→ **STATED GOAL**: Lines containing the word "Провести" should be extracted in full.
+ + + + +
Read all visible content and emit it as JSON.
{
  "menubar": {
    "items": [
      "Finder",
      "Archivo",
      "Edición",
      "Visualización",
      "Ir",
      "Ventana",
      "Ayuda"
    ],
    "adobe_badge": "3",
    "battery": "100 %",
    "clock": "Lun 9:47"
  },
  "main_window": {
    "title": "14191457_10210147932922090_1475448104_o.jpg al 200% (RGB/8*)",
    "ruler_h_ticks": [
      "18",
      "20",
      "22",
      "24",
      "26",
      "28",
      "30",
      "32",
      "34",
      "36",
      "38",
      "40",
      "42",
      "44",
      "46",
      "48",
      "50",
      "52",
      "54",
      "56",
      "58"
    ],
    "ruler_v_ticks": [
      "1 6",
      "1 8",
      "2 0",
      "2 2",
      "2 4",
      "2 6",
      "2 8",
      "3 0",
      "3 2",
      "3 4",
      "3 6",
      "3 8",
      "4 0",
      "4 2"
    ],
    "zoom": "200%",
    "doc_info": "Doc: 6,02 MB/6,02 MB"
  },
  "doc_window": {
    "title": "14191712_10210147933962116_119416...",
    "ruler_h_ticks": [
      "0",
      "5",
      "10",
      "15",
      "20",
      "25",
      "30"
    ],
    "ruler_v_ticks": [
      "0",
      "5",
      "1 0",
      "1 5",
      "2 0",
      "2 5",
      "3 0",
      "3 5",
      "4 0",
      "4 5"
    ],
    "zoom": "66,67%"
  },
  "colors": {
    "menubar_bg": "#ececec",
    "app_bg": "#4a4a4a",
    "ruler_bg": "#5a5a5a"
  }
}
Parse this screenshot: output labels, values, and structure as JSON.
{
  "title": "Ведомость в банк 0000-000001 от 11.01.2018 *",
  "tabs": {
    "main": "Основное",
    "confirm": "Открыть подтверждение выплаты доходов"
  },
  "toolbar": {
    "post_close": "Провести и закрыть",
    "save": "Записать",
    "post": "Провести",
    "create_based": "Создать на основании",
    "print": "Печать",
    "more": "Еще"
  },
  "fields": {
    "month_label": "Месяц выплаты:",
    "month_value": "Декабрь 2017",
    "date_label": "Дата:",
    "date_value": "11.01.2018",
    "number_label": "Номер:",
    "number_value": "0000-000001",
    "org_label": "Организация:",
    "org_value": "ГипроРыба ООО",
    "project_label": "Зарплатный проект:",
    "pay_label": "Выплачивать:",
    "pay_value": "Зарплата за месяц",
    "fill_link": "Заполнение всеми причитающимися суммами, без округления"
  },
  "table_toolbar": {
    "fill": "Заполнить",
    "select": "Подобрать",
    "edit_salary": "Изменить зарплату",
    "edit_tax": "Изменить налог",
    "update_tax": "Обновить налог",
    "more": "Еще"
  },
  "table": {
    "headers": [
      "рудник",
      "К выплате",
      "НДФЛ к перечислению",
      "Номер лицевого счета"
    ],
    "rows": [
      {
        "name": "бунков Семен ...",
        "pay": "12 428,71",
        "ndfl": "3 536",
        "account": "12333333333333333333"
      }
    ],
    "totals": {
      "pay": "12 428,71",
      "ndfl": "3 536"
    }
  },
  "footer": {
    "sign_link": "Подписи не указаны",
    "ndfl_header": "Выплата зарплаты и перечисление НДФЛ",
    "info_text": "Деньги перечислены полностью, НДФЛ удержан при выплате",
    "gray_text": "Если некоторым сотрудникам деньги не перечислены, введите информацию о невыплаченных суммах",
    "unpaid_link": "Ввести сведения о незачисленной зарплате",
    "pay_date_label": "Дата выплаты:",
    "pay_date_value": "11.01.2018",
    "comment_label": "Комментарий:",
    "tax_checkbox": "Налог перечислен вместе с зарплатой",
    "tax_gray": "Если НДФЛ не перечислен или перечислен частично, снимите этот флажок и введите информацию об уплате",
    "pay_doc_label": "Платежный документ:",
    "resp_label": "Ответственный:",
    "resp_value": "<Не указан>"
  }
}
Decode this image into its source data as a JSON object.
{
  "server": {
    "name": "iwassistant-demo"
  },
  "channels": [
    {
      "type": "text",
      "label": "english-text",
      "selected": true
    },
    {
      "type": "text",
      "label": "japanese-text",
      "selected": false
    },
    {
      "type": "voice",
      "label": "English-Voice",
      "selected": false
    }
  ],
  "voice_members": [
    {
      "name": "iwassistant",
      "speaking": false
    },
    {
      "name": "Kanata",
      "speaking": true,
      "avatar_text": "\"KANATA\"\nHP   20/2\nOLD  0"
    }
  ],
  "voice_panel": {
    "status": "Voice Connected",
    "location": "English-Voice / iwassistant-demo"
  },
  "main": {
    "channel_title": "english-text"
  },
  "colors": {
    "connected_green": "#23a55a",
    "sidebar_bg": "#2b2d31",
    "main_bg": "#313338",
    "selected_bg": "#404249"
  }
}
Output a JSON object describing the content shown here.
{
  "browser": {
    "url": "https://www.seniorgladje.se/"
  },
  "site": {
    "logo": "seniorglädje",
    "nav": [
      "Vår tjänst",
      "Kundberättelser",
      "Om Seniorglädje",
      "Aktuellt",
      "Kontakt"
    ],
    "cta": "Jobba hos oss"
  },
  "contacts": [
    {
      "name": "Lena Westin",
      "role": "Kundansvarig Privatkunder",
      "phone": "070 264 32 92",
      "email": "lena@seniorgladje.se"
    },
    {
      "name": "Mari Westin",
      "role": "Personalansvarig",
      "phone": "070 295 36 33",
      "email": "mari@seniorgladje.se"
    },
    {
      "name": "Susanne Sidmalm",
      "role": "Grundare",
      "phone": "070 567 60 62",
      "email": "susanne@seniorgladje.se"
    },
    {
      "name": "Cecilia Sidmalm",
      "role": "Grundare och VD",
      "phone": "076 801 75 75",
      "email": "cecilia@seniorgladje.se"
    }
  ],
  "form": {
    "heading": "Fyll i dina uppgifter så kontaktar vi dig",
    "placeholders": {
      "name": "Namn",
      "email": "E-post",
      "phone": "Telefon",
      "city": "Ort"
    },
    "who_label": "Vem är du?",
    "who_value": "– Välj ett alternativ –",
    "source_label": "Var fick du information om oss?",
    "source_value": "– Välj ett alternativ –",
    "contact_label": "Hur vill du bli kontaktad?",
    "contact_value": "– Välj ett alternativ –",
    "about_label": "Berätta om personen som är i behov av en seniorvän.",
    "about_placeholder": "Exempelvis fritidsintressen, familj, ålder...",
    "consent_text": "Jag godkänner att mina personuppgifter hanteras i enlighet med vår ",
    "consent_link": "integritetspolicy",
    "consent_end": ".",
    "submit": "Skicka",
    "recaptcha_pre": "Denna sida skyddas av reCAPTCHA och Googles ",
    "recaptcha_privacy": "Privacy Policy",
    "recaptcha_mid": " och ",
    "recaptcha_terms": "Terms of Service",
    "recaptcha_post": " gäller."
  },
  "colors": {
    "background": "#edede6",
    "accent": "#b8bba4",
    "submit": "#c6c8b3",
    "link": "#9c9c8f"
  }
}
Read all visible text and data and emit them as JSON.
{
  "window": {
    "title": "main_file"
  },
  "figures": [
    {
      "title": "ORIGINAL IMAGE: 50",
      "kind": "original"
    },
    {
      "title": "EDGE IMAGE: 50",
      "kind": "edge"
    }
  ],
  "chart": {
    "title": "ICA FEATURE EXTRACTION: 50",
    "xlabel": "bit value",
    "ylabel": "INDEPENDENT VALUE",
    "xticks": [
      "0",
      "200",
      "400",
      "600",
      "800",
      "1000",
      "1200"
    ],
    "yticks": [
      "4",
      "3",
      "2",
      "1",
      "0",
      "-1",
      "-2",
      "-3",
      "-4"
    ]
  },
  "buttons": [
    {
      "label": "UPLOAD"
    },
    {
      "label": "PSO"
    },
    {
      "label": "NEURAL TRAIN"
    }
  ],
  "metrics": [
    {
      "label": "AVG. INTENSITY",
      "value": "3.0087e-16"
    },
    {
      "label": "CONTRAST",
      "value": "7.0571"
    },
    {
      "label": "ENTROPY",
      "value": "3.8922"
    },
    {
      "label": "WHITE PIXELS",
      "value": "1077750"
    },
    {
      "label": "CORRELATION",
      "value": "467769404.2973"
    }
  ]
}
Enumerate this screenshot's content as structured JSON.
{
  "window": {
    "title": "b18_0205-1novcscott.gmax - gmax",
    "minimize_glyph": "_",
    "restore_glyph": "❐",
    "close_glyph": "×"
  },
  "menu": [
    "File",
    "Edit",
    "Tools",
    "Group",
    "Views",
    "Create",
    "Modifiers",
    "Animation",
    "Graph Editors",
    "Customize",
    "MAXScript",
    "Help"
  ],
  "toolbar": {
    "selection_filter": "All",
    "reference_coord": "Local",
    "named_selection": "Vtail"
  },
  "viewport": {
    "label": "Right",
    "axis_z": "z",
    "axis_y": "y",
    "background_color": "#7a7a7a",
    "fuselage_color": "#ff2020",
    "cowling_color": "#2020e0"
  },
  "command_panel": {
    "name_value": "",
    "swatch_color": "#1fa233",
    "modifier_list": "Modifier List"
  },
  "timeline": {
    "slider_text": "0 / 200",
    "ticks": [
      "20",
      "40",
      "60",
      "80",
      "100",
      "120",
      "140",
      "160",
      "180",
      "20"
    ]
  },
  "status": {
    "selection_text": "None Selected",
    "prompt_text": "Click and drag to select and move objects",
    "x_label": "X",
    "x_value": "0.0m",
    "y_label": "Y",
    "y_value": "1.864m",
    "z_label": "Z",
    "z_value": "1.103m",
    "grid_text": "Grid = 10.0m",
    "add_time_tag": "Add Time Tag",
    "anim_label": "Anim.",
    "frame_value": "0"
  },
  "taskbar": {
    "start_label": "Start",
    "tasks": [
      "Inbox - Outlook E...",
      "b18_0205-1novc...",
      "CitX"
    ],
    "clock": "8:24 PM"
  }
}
+ + + + +
→ **THE RESPONSE**:
    "post_close": "Провести и закрыть",
    "post": "Провести",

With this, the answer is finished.